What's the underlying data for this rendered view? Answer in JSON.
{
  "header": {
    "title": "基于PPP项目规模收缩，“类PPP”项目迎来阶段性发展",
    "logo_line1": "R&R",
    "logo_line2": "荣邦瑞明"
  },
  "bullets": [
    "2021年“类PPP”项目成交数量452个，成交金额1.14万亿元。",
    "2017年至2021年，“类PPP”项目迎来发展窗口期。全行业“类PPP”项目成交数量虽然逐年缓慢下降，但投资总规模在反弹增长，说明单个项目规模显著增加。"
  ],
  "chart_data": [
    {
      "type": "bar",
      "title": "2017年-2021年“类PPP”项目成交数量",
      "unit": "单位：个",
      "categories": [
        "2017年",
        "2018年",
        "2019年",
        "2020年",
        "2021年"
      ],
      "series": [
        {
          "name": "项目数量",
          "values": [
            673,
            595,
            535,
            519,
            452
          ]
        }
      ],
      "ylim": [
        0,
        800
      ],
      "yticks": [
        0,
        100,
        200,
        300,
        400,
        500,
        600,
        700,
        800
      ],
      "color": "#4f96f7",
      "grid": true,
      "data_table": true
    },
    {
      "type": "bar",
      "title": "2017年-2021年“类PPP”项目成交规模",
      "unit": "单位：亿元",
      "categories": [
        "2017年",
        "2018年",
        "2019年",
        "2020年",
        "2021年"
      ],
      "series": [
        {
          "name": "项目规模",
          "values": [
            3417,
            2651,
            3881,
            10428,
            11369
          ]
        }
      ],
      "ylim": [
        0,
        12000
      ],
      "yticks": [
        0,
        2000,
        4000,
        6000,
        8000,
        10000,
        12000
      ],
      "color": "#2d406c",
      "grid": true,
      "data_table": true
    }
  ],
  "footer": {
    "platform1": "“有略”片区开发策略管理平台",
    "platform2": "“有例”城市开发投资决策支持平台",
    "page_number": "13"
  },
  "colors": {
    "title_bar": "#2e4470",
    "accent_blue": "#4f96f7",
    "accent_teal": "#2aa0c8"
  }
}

□ □ □ □ □ □ □

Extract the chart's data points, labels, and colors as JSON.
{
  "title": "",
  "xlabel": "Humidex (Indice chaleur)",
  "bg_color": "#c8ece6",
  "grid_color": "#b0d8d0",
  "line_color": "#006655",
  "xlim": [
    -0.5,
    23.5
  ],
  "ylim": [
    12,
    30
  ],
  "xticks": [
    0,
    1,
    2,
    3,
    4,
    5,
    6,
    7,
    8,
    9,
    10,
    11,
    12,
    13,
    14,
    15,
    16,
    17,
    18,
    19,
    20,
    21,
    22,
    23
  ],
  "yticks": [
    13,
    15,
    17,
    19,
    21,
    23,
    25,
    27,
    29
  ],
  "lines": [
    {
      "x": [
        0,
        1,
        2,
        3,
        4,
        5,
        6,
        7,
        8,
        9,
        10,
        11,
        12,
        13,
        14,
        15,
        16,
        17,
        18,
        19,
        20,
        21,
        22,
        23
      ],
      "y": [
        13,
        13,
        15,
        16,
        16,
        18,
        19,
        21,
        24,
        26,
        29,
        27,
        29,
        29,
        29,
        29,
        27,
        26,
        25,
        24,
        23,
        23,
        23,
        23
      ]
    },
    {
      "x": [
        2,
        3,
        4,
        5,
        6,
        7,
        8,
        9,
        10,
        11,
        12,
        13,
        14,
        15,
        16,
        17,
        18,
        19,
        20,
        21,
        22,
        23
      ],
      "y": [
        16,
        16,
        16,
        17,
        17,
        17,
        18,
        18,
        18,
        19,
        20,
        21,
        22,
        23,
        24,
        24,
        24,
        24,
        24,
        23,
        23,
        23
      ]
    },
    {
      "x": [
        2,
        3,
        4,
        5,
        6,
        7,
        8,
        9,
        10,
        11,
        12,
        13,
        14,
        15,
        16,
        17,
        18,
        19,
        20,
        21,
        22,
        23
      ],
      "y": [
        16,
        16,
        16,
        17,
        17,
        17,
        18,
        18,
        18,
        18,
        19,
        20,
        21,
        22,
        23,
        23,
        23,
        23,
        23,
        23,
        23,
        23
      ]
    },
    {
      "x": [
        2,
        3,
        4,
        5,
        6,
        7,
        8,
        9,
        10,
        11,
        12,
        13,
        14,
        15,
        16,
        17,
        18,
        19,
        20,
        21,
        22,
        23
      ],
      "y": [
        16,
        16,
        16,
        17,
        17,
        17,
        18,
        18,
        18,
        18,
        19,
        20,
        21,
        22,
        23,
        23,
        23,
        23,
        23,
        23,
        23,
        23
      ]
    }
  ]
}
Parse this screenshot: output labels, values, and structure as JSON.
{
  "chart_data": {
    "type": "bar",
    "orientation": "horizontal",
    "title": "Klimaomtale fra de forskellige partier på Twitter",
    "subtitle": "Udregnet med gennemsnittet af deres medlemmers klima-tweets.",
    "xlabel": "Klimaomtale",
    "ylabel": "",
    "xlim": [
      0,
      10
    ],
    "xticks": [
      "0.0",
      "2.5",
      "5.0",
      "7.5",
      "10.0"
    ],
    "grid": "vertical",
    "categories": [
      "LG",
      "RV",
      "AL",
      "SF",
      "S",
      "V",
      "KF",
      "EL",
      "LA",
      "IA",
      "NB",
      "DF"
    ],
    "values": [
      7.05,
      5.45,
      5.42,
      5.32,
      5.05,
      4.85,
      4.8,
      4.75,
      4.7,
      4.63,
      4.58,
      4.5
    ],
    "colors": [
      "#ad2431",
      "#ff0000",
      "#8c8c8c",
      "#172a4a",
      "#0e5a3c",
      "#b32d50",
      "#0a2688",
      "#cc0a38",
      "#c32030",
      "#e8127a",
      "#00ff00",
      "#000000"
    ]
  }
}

□ □ □ □ □ □ □

Pull out and copy each line containing the string "values".

          "values": [
          "values": [
Parse this screenshot: output labels, values, and structure as JSON.
    "values": [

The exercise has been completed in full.